Stored data:
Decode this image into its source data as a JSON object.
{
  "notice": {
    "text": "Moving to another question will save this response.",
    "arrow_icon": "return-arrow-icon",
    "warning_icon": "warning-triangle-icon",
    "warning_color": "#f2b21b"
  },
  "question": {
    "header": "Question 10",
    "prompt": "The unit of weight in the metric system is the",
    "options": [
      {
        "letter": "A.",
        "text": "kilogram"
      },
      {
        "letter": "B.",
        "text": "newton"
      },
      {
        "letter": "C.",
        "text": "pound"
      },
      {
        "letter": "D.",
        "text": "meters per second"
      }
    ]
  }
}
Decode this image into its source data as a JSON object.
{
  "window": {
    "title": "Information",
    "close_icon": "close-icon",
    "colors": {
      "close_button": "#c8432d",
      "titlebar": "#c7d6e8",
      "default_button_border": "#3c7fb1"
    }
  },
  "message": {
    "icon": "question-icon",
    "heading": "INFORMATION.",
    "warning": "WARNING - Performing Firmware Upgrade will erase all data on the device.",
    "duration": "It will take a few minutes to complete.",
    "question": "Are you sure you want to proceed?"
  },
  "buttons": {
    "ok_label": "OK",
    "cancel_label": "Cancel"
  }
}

== SHORT EXERCISE ==
Repeat every record exactly as written, please.

== OUTPUT FOR THIS TASK ==
Decode this image into its source data as a JSON object.
{
  "notice": {
    "text": "Moving to another question will save this response.",
    "arrow_icon": "return-arrow-icon",
    "warning_icon": "warning-triangle-icon",
    "warning_color": "#f2b21b"
  },
  "question": {
    "header": "Question 10",
    "prompt": "The unit of weight in the metric system is the",
    "options": [
      {
        "letter": "A.",
        "text": "kilogram"
      },
      {
        "letter": "B.",
        "text": "newton"
      },
      {
        "letter": "C.",
        "text": "pound"
      },
      {
        "letter": "D.",
        "text": "meters per second"
      }
    ]
  }
}
Decode this image into its source data as a JSON object.
{
  "window": {
    "title": "Information",
    "close_icon": "close-icon",
    "colors": {
      "close_button": "#c8432d",
      "titlebar": "#c7d6e8",
      "default_button_border": "#3c7fb1"
    }
  },
  "message": {
    "icon": "question-icon",
    "heading": "INFORMATION.",
    "warning": "WARNING - Performing Firmware Upgrade will erase all data on the device.",
    "duration": "It will take a few minutes to complete.",
    "question": "Are you sure you want to proceed?"
  },
  "buttons": {
    "ok_label": "OK",
    "cancel_label": "Cancel"
  }
}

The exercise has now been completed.